Entries from a dataset:
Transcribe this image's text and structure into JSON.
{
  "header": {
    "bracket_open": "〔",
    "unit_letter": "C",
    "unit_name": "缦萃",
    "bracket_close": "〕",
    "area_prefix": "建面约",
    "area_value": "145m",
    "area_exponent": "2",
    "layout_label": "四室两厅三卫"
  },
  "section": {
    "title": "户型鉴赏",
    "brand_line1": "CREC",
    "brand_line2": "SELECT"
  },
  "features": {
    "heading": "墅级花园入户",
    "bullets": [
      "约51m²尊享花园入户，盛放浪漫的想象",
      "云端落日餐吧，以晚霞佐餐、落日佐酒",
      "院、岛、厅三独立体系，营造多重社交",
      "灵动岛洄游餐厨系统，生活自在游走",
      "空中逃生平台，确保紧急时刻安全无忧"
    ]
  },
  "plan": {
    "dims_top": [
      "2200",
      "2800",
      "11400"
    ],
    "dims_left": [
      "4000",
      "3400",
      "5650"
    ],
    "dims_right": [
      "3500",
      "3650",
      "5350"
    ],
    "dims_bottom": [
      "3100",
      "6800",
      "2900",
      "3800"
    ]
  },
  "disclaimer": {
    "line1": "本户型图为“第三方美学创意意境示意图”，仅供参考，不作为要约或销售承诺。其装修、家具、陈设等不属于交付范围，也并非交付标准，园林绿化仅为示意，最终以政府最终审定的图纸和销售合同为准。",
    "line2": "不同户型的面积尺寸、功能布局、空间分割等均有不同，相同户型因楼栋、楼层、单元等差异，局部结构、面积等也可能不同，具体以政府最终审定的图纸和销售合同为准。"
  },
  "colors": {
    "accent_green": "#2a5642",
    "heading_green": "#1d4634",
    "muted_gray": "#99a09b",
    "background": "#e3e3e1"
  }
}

* * *

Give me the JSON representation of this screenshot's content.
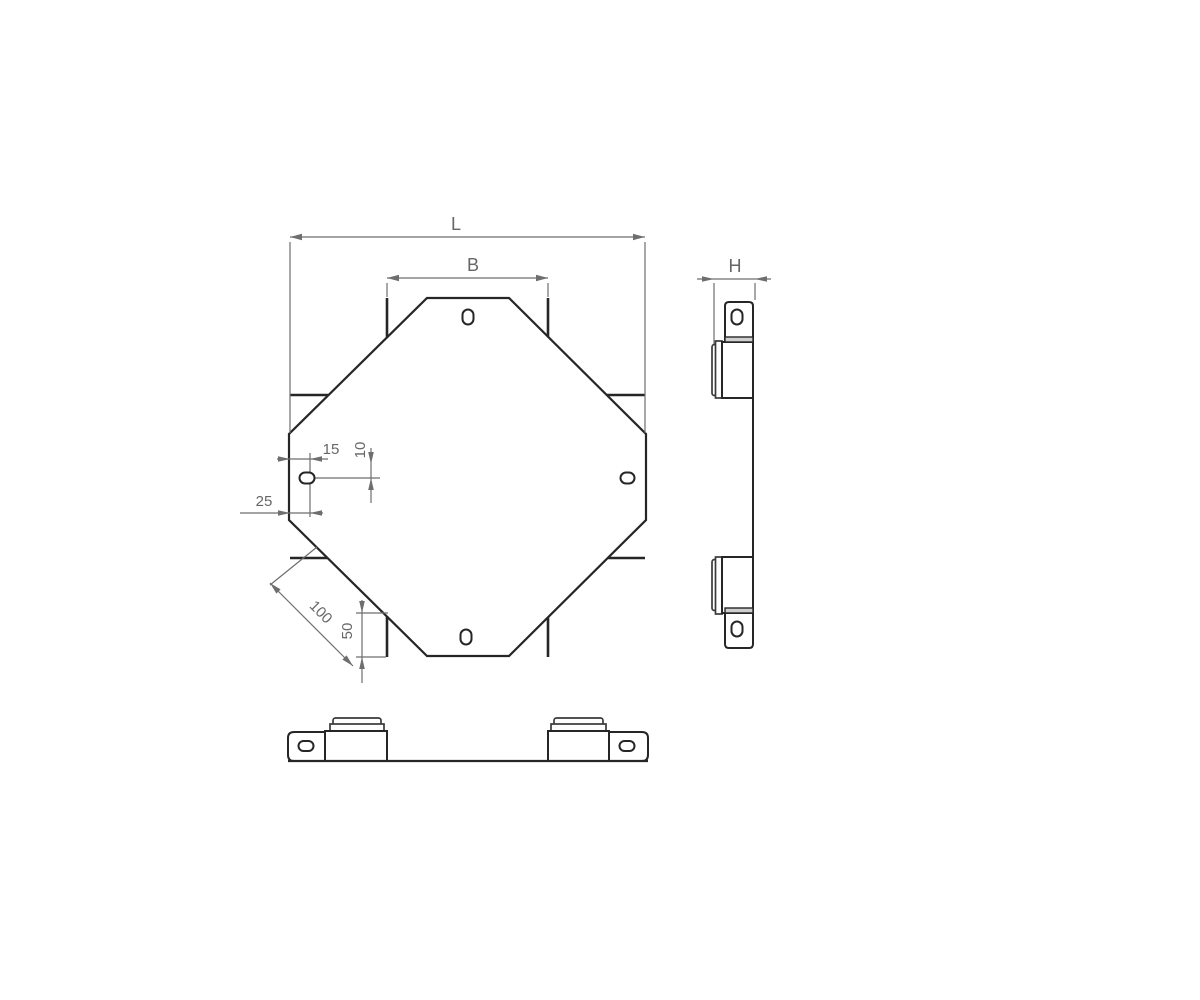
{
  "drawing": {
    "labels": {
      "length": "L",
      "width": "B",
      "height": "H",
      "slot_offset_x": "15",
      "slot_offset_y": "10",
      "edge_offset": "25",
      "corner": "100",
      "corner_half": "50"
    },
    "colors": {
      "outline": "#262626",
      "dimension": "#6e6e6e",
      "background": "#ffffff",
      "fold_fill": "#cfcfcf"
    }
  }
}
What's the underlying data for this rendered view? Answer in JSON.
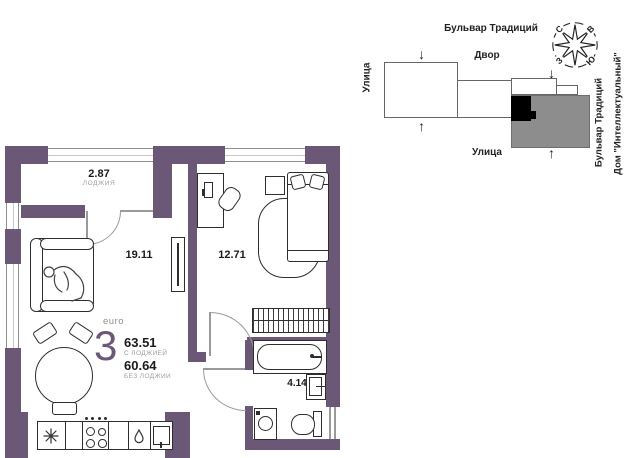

YOUR TASK:
Transcribe only the lines above that start at the line containing "Give me the" and end at the line containing "What's the underlying". Omit pictures.

REPLY TO THE TASK:
Give me the JSON representation of this screenshot's content.
{
  "drawing": {
    "labels": {
      "length": "L",
      "width": "B",
      "height": "H",
      "slot_offset_x": "15",
      "slot_offset_y": "10",
      "edge_offset": "25",
      "corner": "100",
      "corner_half": "50"
    },
    "colors": {
      "outline": "#262626",
      "dimension": "#6e6e6e",
      "background": "#ffffff",
      "fold_fill": "#cfcfcf"
    }
  }
}
What's the underlying data for this rendered view? Answer in JSON.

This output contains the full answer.